**Problem description**
In the listing below, locate the lines that hold the string "year". Copy those lines.

**Provided records**

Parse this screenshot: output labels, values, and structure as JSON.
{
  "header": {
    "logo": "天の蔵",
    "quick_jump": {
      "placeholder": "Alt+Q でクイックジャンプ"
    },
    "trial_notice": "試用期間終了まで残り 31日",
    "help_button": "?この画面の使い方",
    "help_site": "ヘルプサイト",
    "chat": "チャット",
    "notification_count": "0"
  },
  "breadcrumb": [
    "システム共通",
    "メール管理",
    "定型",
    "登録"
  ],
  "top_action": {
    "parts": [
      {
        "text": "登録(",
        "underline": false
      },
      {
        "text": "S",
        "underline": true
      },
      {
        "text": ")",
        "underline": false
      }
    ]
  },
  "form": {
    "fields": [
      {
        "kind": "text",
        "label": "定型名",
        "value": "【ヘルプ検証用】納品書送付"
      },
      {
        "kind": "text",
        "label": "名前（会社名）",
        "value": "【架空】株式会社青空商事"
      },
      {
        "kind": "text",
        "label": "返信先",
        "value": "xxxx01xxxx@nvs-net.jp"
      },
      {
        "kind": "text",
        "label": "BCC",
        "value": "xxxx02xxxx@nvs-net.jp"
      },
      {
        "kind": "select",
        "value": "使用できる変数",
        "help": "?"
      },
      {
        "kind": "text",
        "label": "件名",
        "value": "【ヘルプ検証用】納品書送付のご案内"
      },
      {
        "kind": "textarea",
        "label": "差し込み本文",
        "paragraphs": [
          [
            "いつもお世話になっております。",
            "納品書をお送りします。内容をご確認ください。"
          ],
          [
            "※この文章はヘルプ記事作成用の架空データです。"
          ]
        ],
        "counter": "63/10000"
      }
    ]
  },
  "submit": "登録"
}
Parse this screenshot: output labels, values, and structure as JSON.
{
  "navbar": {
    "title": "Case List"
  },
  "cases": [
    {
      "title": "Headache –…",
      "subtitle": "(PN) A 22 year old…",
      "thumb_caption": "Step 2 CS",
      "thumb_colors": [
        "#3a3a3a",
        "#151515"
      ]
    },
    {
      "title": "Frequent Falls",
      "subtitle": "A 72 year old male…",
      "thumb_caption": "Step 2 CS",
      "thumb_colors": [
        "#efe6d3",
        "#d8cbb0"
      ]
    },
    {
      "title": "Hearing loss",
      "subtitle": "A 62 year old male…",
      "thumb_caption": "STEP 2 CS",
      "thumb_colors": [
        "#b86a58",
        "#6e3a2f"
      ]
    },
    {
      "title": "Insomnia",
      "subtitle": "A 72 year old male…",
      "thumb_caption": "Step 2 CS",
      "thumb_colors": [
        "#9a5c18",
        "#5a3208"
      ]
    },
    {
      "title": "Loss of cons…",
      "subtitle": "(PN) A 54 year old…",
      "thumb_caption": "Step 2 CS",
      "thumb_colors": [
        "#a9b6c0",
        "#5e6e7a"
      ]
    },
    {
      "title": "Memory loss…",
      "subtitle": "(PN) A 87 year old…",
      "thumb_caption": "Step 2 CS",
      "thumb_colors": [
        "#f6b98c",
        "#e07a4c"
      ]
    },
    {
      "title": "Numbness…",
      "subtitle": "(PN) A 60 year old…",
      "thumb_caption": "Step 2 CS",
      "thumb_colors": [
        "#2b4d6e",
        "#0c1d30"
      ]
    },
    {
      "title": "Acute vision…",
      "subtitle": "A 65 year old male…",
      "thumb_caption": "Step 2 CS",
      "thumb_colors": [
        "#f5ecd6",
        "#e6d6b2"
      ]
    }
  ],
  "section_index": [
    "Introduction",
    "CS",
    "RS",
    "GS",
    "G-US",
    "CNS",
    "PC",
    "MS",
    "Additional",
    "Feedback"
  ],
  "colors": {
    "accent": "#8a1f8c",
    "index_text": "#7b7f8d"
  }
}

**Task answer**
      "subtitle": "(PN) A 22 year old…",
      "subtitle": "A 72 year old male…",
      "subtitle": "A 62 year old male…",
      "subtitle": "A 72 year old male…",
      "subtitle": "(PN) A 54 year old…",
      "subtitle": "(PN) A 87 year old…",
      "subtitle": "(PN) A 60 year old…",
      "subtitle": "A 65 year old male…",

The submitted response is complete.